● Task directions: Write the records out again, keeping each line exactly as it is.

----------

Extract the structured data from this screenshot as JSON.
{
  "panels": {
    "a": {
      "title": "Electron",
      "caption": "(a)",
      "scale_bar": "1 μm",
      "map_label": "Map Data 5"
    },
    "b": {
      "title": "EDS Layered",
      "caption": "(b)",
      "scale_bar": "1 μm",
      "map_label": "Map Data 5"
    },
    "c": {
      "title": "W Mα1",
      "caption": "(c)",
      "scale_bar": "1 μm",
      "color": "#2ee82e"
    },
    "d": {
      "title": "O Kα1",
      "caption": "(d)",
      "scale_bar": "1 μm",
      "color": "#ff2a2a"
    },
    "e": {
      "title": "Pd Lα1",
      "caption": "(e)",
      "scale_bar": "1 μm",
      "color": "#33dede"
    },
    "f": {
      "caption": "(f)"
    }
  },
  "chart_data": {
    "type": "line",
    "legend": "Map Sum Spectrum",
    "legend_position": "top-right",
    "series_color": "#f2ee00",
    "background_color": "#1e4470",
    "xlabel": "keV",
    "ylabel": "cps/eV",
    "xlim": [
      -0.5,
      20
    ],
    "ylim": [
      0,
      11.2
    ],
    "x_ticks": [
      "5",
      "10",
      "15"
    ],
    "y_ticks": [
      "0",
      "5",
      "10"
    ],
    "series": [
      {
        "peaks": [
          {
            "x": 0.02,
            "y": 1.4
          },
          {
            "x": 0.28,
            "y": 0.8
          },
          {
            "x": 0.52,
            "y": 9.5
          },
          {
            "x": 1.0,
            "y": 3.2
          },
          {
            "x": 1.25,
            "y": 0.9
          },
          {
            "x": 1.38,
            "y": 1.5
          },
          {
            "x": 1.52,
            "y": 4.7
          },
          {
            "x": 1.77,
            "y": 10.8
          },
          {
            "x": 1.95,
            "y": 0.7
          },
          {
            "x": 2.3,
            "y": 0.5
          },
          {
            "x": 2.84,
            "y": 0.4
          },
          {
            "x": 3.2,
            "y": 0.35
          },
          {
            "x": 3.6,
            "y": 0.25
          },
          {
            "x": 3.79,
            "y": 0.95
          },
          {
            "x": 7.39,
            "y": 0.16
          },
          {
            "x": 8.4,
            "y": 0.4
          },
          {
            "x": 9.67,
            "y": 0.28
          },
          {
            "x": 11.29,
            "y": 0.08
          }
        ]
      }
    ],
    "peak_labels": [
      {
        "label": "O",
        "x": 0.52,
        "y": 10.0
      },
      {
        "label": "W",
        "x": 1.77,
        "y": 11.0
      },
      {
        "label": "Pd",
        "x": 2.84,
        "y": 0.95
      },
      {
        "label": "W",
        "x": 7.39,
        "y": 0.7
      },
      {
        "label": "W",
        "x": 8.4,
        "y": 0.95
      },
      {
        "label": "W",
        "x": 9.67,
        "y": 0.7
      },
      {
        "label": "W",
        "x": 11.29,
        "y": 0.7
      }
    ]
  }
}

----------

● The completed task:
Extract the structured data from this screenshot as JSON.
{
  "panels": {
    "a": {
      "title": "Electron",
      "caption": "(a)",
      "scale_bar": "1 μm",
      "map_label": "Map Data 5"
    },
    "b": {
      "title": "EDS Layered",
      "caption": "(b)",
      "scale_bar": "1 μm",
      "map_label": "Map Data 5"
    },
    "c": {
      "title": "W Mα1",
      "caption": "(c)",
      "scale_bar": "1 μm",
      "color": "#2ee82e"
    },
    "d": {
      "title": "O Kα1",
      "caption": "(d)",
      "scale_bar": "1 μm",
      "color": "#ff2a2a"
    },
    "e": {
      "title": "Pd Lα1",
      "caption": "(e)",
      "scale_bar": "1 μm",
      "color": "#33dede"
    },
    "f": {
      "caption": "(f)"
    }
  },
  "chart_data": {
    "type": "line",
    "legend": "Map Sum Spectrum",
    "legend_position": "top-right",
    "series_color": "#f2ee00",
    "background_color": "#1e4470",
    "xlabel": "keV",
    "ylabel": "cps/eV",
    "xlim": [
      -0.5,
      20
    ],
    "ylim": [
      0,
      11.2
    ],
    "x_ticks": [
      "5",
      "10",
      "15"
    ],
    "y_ticks": [
      "0",
      "5",
      "10"
    ],
    "series": [
      {
        "peaks": [
          {
            "x": 0.02,
            "y": 1.4
          },
          {
            "x": 0.28,
            "y": 0.8
          },
          {
            "x": 0.52,
            "y": 9.5
          },
          {
            "x": 1.0,
            "y": 3.2
          },
          {
            "x": 1.25,
            "y": 0.9
          },
          {
            "x": 1.38,
            "y": 1.5
          },
          {
            "x": 1.52,
            "y": 4.7
          },
          {
            "x": 1.77,
            "y": 10.8
          },
          {
            "x": 1.95,
            "y": 0.7
          },
          {
            "x": 2.3,
            "y": 0.5
          },
          {
            "x": 2.84,
            "y": 0.4
          },
          {
            "x": 3.2,
            "y": 0.35
          },
          {
            "x": 3.6,
            "y": 0.25
          },
          {
            "x": 3.79,
            "y": 0.95
          },
          {
            "x": 7.39,
            "y": 0.16
          },
          {
            "x": 8.4,
            "y": 0.4
          },
          {
            "x": 9.67,
            "y": 0.28
          },
          {
            "x": 11.29,
            "y": 0.08
          }
        ]
      }
    ],
    "peak_labels": [
      {
        "label": "O",
        "x": 0.52,
        "y": 10.0
      },
      {
        "label": "W",
        "x": 1.77,
        "y": 11.0
      },
      {
        "label": "Pd",
        "x": 2.84,
        "y": 0.95
      },
      {
        "label": "W",
        "x": 7.39,
        "y": 0.7
      },
      {
        "label": "W",
        "x": 8.4,
        "y": 0.95
      },
      {
        "label": "W",
        "x": 9.67,
        "y": 0.7
      },
      {
        "label": "W",
        "x": 11.29,
        "y": 0.7
      }
    ]
  }
}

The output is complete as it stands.